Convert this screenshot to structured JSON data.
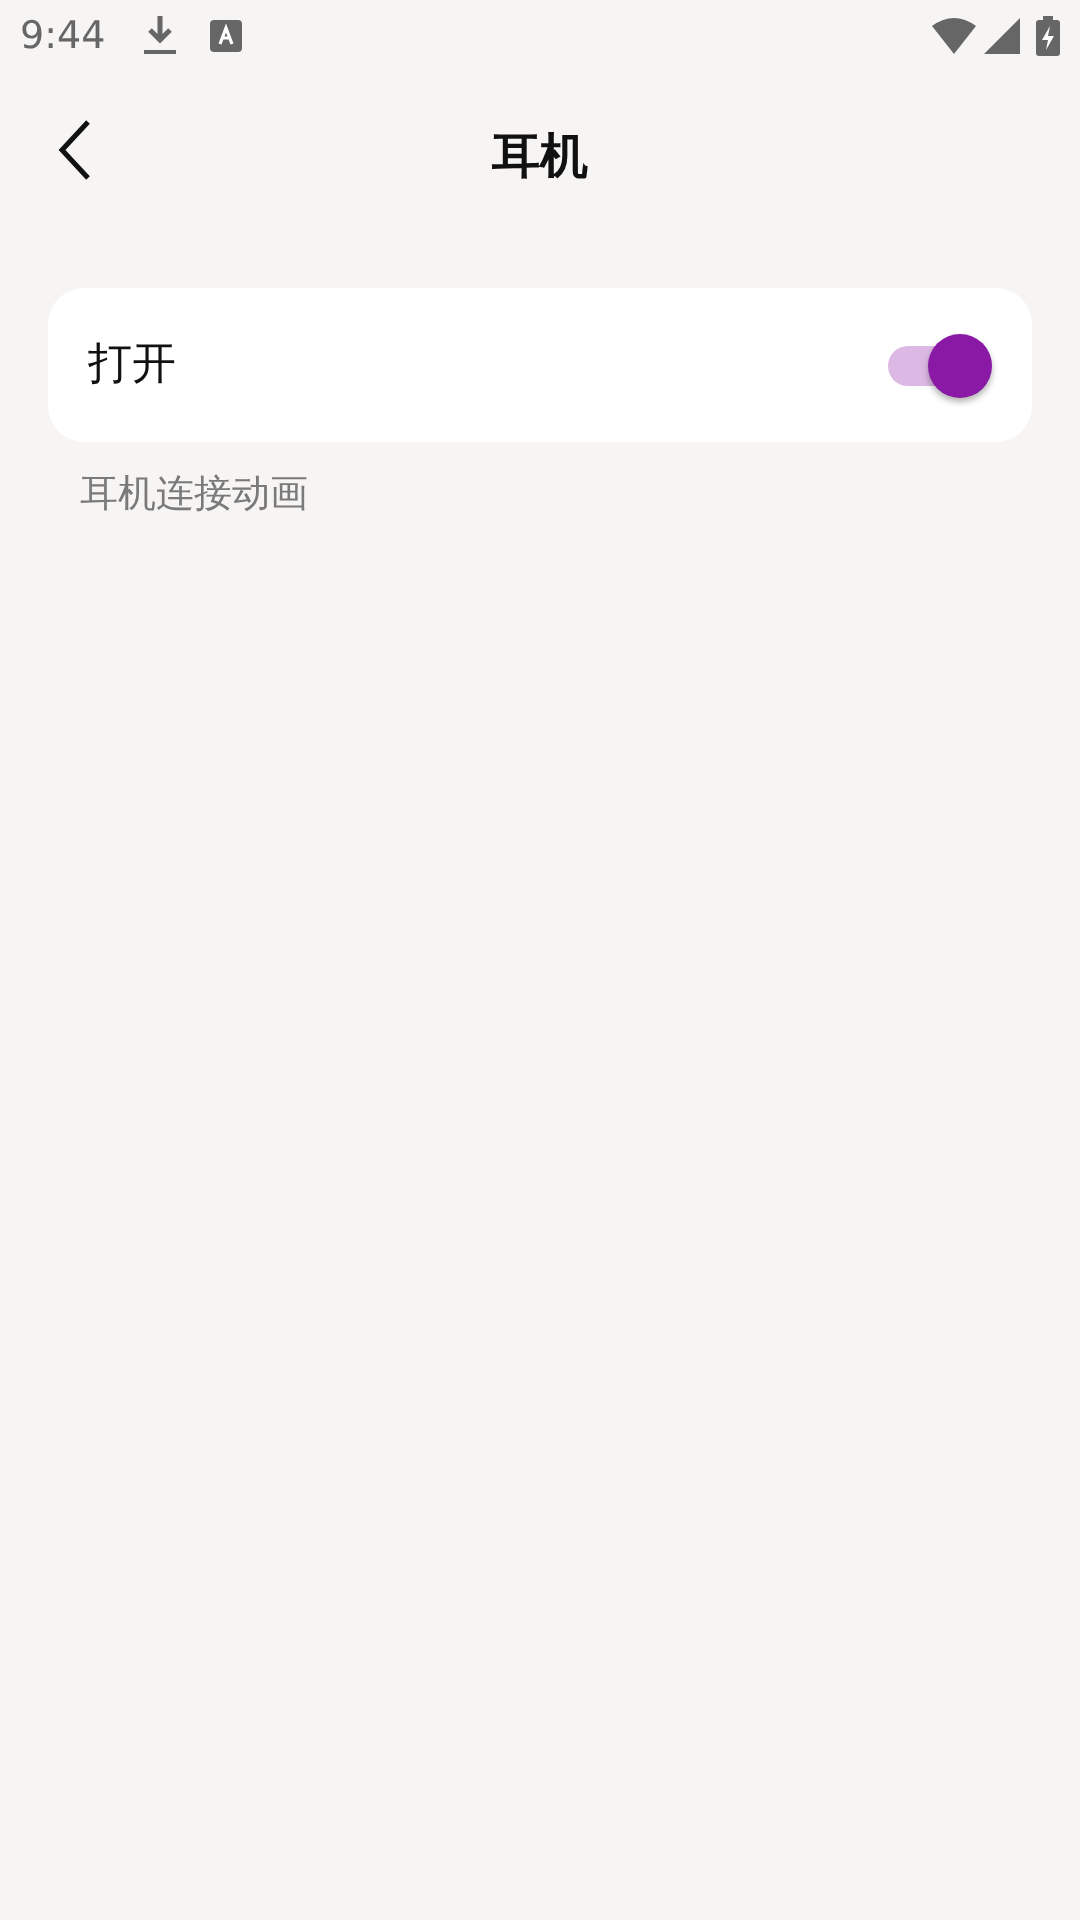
{
  "status_bar": {
    "time": "9:44"
  },
  "header": {
    "title": "耳机"
  },
  "setting": {
    "label": "打开",
    "on": true
  },
  "description": "耳机连接动画"
}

_ _ _ _

### Instructions to follow
Leave the pictures out and output the rest of the listing exactly.

### Complete answer
Convert this screenshot to structured JSON data.
{
  "status_bar": {
    "time": "9:44"
  },
  "header": {
    "title": "耳机"
  },
  "setting": {
    "label": "打开",
    "on": true
  },
  "description": "耳机连接动画"
}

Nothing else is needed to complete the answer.